Task brief:
Find every line in the records below that holds the word "Governor", and copy it out.

Given data:

****

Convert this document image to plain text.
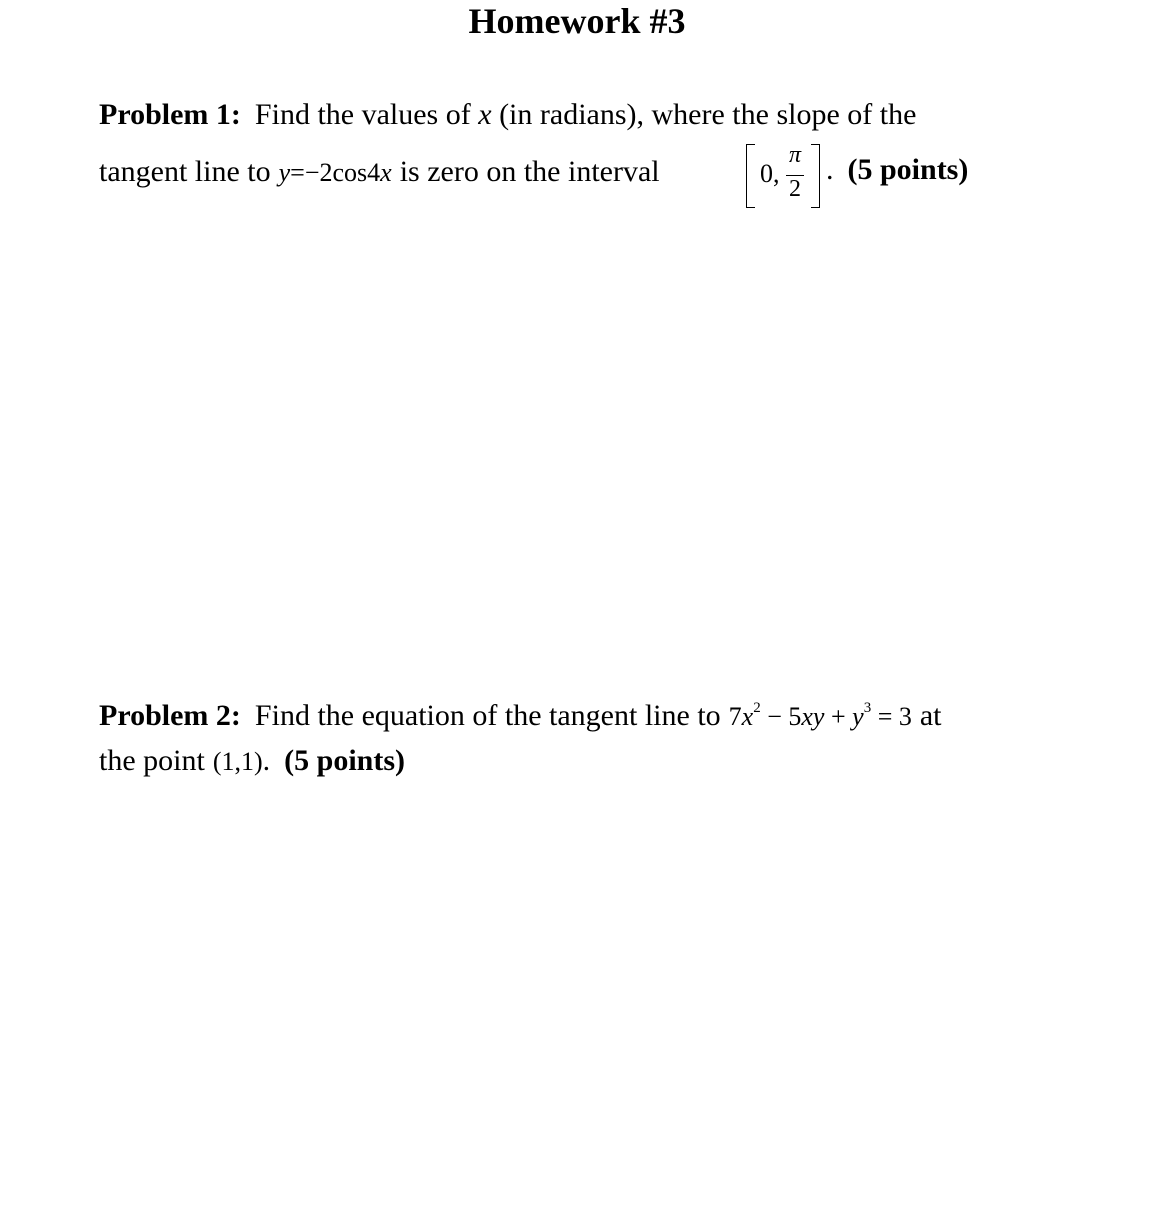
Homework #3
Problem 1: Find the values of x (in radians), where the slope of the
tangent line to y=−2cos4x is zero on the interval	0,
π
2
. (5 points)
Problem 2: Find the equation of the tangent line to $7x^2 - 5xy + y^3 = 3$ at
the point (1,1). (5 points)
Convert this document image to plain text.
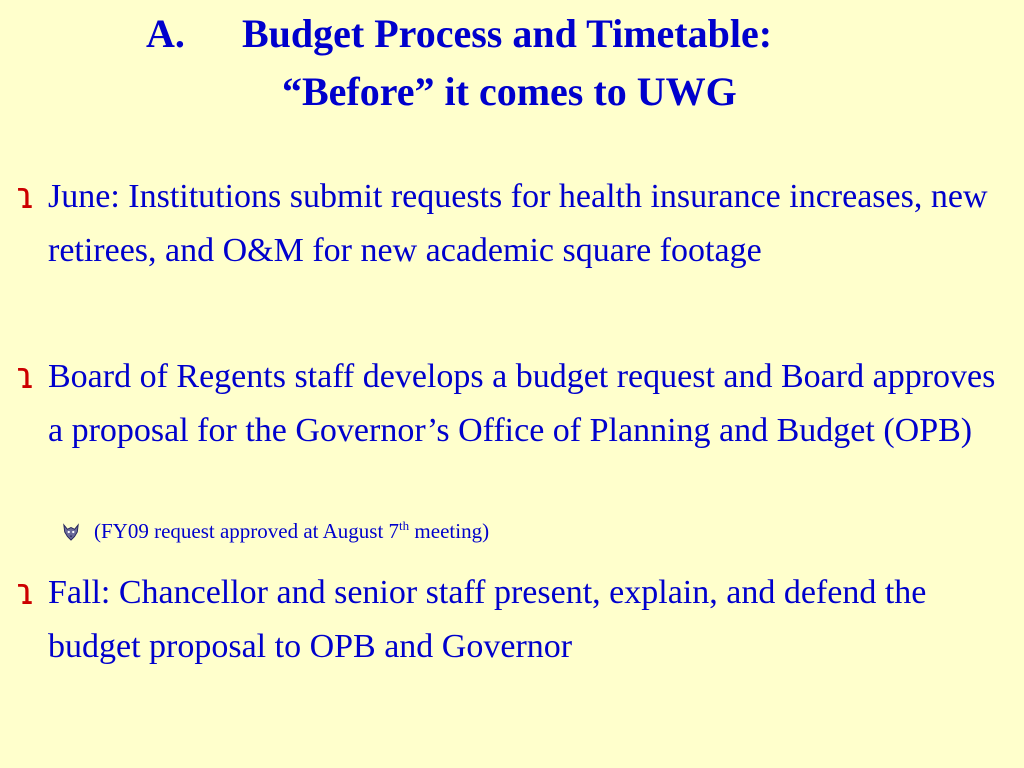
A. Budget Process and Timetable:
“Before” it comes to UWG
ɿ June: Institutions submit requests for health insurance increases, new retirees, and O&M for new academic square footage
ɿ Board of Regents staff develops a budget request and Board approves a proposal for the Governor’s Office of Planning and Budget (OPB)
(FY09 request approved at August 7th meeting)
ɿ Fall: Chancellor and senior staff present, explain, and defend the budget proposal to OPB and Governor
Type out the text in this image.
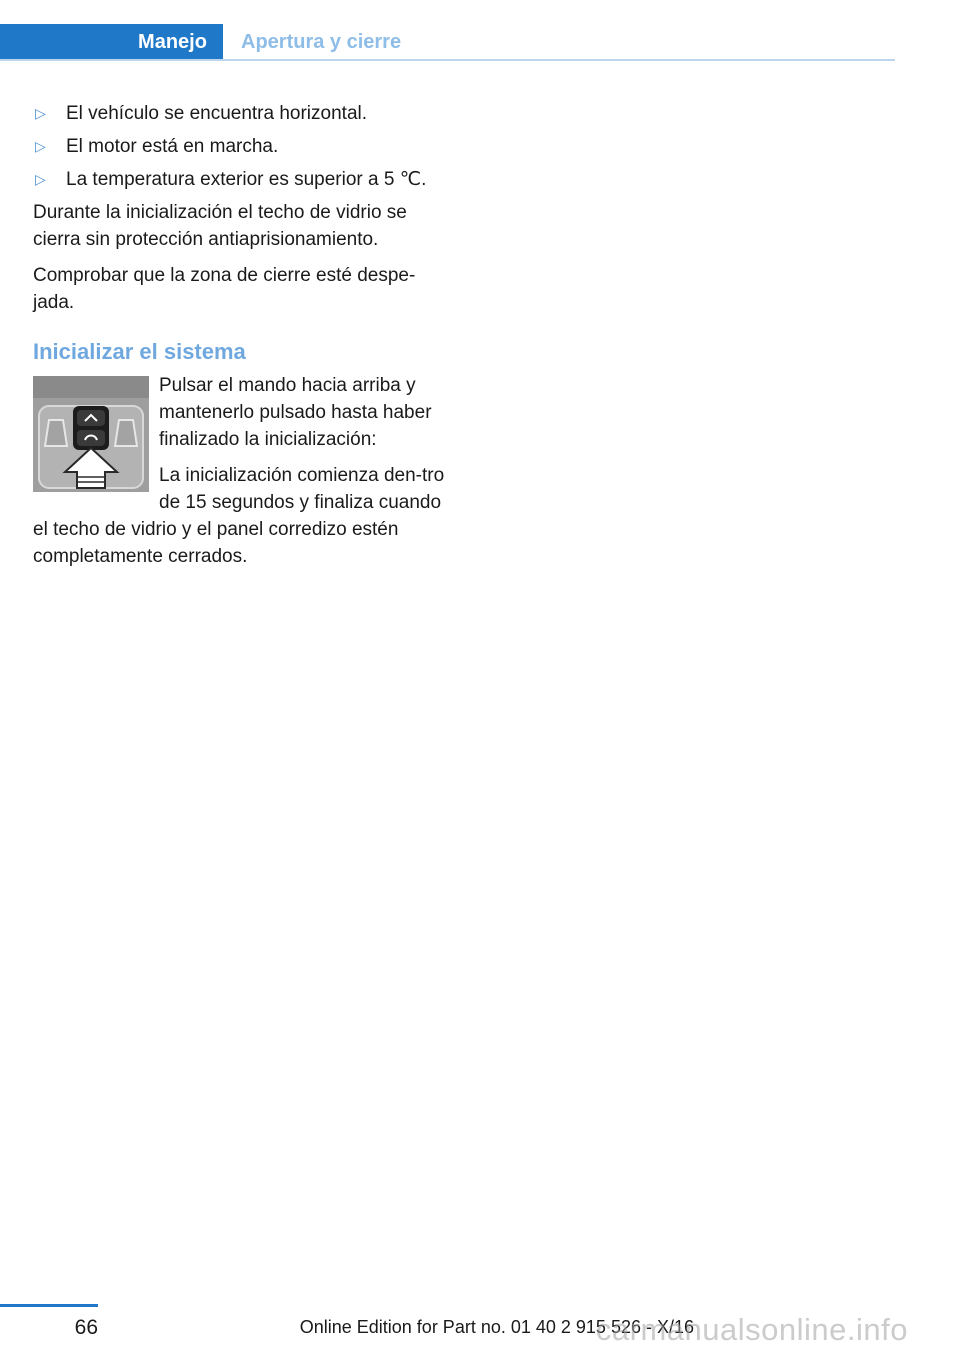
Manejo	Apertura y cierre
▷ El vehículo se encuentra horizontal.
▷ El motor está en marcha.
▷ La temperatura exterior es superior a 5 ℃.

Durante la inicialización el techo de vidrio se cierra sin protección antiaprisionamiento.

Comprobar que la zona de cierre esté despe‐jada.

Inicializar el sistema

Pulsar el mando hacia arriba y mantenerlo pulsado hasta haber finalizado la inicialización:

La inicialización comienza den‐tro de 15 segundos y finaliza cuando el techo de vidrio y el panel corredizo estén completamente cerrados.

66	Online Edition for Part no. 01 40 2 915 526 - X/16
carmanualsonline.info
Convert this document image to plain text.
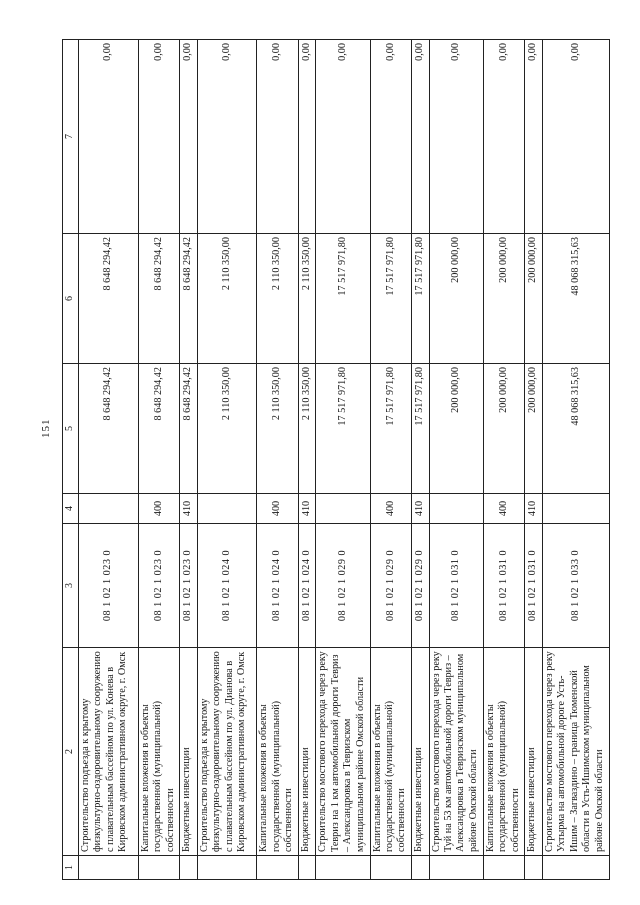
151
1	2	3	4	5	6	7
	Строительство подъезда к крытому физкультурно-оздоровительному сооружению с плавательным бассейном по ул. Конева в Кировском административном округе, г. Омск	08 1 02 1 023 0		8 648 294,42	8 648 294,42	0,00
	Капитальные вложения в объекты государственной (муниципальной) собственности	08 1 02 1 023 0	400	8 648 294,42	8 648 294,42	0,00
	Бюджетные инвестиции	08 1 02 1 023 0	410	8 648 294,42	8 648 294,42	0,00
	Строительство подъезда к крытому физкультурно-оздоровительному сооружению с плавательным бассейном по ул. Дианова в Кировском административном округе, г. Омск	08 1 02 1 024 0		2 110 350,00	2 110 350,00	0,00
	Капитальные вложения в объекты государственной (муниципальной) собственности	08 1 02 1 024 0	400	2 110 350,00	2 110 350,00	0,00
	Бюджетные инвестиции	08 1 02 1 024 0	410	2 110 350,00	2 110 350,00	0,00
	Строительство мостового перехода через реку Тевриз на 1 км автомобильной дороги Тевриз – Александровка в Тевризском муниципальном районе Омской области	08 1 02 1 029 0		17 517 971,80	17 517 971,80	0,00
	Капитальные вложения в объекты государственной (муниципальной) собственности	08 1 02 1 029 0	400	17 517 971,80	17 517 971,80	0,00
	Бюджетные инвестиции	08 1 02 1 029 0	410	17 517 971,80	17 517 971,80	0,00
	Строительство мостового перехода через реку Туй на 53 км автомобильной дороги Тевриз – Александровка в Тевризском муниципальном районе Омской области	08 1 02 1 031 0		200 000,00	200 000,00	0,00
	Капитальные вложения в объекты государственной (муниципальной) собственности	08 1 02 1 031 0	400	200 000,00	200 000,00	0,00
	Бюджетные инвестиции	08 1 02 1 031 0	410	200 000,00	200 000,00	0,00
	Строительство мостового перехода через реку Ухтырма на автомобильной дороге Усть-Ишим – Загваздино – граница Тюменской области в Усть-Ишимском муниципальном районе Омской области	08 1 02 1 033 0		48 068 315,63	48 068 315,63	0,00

****

In response:
ɿ Board of Regents staff develops a budget request and Board approves a proposal for the Governor’s Office of Planning and Budget (OPB)
ɿ Fall: Chancellor and senior staff present, explain, and defend the budget proposal to OPB and Governor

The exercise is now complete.